(TASK DESCRIPTION): Give again, word for word, only the lines from the one containing "Transcribe the text in this document." through the final line.

* START GIVEN ENTRIES *

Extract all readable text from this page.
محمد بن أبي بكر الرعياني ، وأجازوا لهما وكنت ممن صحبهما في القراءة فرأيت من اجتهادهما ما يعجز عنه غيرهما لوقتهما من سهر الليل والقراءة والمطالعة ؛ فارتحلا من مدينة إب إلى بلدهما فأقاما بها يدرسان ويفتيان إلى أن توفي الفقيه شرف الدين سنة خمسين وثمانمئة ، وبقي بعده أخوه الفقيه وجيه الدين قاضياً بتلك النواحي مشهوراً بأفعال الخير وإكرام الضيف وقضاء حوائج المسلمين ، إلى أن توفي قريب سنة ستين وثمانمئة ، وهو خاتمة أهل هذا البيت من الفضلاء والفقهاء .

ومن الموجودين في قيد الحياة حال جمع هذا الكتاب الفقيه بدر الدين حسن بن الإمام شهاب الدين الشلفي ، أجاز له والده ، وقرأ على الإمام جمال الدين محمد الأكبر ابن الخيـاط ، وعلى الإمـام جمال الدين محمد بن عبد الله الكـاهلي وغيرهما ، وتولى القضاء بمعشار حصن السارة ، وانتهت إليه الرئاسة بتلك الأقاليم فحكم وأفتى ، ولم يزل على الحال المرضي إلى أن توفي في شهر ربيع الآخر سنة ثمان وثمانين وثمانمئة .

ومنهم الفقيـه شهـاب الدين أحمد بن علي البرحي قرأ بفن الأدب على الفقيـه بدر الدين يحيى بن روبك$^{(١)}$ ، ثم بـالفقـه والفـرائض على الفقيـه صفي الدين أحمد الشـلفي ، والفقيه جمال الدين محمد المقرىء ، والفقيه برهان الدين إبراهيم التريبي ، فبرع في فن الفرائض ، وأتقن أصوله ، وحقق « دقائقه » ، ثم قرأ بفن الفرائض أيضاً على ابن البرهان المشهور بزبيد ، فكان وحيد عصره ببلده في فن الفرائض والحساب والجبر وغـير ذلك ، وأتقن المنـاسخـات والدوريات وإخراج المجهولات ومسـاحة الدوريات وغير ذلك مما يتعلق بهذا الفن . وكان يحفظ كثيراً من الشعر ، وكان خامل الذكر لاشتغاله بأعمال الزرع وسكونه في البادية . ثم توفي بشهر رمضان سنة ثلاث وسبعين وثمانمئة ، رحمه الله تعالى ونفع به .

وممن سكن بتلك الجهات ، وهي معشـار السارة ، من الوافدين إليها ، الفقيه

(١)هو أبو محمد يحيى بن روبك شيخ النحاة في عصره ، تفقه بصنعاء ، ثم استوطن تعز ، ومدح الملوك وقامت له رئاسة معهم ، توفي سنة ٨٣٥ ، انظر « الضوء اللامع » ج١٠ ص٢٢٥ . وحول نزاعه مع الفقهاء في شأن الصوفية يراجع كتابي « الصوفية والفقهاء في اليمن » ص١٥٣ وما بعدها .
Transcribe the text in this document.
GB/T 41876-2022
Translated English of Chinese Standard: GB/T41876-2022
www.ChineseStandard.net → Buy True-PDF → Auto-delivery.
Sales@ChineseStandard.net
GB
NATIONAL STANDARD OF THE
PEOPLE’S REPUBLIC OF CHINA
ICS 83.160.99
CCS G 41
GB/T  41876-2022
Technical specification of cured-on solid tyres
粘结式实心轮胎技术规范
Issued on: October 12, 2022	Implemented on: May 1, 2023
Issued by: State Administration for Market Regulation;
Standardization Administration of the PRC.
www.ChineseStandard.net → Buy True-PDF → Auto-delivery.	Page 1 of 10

* END GIVEN ENTRIES *

(FULL OUTPUT):
Transcribe the text in this document.
GB/T 41876-2022
Translated English of Chinese Standard: GB/T41876-2022
www.ChineseStandard.net → Buy True-PDF → Auto-delivery.
Sales@ChineseStandard.net
GB
NATIONAL STANDARD OF THE
PEOPLE’S REPUBLIC OF CHINA
ICS 83.160.99
CCS G 41
GB/T  41876-2022
Technical specification of cured-on solid tyres
粘结式实心轮胎技术规范
Issued on: October 12, 2022	Implemented on: May 1, 2023
Issued by: State Administration for Market Regulation;
Standardization Administration of the PRC.
www.ChineseStandard.net → Buy True-PDF → Auto-delivery.	Page 1 of 10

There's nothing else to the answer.